### [Directions for this task]
Select and copy out every line in the records containing "text".

### [Input data]
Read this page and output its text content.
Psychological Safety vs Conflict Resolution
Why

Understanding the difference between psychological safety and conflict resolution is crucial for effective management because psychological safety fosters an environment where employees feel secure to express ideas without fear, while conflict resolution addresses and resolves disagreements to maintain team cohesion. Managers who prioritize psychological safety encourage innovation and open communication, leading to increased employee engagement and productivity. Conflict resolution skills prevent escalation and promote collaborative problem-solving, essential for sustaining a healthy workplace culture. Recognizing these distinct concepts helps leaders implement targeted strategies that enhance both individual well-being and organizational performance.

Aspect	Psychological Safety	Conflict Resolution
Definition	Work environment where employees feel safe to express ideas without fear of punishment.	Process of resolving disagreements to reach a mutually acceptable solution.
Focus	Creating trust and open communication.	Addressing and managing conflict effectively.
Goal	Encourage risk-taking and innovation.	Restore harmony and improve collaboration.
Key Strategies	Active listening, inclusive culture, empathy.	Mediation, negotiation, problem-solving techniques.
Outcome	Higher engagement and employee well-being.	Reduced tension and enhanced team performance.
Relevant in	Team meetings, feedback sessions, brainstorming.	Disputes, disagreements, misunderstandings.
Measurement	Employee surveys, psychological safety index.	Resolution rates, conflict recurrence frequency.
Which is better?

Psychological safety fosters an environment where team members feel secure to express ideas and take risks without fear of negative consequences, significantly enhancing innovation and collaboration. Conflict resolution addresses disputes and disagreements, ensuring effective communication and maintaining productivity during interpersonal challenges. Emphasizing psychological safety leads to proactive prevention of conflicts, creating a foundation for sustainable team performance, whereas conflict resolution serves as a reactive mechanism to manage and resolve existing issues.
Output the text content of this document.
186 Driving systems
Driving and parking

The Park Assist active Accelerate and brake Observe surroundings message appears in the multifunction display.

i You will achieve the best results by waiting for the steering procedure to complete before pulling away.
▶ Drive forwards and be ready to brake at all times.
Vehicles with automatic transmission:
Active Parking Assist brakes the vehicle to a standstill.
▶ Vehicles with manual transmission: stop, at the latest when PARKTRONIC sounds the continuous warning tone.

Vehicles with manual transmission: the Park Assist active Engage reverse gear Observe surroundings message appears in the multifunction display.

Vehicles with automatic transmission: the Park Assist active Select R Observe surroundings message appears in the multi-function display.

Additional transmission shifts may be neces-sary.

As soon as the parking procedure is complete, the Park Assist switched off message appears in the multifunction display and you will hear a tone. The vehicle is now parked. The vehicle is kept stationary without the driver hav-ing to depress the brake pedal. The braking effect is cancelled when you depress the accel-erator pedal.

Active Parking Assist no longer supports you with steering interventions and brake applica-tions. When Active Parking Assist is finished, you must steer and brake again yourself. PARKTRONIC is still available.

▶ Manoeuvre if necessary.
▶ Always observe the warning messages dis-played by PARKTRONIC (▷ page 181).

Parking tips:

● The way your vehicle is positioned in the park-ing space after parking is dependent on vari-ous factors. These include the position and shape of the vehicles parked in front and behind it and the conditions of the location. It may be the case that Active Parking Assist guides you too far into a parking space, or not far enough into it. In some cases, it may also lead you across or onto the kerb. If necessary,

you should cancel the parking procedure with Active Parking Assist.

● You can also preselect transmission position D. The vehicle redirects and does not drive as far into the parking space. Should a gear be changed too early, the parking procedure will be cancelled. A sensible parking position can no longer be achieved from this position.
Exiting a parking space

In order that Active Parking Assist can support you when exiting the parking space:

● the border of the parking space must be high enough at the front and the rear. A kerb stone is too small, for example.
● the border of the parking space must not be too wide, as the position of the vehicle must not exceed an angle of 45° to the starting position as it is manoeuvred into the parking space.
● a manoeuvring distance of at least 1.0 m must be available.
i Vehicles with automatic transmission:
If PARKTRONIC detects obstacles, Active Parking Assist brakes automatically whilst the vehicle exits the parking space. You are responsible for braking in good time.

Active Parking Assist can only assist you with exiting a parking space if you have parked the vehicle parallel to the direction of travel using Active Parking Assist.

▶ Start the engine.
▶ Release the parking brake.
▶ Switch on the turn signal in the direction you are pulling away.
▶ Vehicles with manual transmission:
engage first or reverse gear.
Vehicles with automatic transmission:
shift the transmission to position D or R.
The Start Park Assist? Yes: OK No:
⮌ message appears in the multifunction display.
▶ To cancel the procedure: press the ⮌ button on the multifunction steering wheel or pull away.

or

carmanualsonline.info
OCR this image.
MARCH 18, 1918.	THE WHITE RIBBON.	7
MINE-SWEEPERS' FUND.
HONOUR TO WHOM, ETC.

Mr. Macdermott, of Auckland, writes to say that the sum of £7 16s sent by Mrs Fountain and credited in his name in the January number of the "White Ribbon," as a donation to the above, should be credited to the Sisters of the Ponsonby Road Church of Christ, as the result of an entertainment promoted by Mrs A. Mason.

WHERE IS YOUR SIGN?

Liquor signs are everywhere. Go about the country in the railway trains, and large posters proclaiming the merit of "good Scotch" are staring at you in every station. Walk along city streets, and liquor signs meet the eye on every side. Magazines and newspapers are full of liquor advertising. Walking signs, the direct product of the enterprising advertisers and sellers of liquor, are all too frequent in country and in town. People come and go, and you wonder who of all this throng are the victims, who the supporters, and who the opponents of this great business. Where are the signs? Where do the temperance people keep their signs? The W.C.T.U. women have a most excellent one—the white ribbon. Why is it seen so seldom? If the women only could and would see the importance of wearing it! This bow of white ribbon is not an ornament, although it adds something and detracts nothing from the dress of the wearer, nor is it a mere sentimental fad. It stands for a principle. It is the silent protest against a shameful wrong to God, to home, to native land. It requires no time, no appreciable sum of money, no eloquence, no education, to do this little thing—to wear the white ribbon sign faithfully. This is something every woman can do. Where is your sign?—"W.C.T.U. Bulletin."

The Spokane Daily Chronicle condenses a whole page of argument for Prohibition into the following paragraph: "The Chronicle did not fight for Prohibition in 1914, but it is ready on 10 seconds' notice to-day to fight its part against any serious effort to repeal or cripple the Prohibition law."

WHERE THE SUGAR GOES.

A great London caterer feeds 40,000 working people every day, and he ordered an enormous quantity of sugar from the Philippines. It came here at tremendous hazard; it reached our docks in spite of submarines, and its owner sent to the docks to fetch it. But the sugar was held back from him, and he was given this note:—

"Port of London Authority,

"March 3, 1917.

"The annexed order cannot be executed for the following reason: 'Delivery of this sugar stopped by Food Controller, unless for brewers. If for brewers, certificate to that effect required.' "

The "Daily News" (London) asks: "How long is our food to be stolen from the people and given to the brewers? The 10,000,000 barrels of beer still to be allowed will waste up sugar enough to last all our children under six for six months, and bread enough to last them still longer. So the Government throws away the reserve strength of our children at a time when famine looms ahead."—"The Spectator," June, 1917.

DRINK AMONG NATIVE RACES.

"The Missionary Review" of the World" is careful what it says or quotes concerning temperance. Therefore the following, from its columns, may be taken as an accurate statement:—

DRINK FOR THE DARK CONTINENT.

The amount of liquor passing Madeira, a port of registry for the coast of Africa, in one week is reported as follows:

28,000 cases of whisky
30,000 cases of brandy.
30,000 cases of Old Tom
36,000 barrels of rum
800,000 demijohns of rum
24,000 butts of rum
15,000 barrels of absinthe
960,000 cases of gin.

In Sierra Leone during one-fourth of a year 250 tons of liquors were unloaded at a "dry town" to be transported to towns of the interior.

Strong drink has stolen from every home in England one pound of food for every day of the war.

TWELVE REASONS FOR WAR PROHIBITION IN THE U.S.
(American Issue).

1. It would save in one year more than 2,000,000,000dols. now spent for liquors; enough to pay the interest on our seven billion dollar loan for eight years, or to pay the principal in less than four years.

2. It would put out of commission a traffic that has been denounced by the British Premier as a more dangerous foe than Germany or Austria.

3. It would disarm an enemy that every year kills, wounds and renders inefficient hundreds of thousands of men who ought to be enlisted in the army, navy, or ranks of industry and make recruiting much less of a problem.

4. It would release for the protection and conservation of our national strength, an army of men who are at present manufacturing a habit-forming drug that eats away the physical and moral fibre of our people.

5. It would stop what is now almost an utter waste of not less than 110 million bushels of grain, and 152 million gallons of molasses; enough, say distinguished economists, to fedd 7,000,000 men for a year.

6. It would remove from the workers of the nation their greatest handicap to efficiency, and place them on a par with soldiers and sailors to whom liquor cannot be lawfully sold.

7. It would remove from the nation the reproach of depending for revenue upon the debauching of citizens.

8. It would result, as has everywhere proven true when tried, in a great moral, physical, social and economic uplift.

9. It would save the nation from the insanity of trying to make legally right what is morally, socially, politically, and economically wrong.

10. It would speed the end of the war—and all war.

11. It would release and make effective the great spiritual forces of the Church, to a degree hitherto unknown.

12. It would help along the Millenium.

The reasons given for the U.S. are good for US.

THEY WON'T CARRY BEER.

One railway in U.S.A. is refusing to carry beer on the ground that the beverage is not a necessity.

### [Completed exercise]
Read this page and output its text content.
Output the text content of this document.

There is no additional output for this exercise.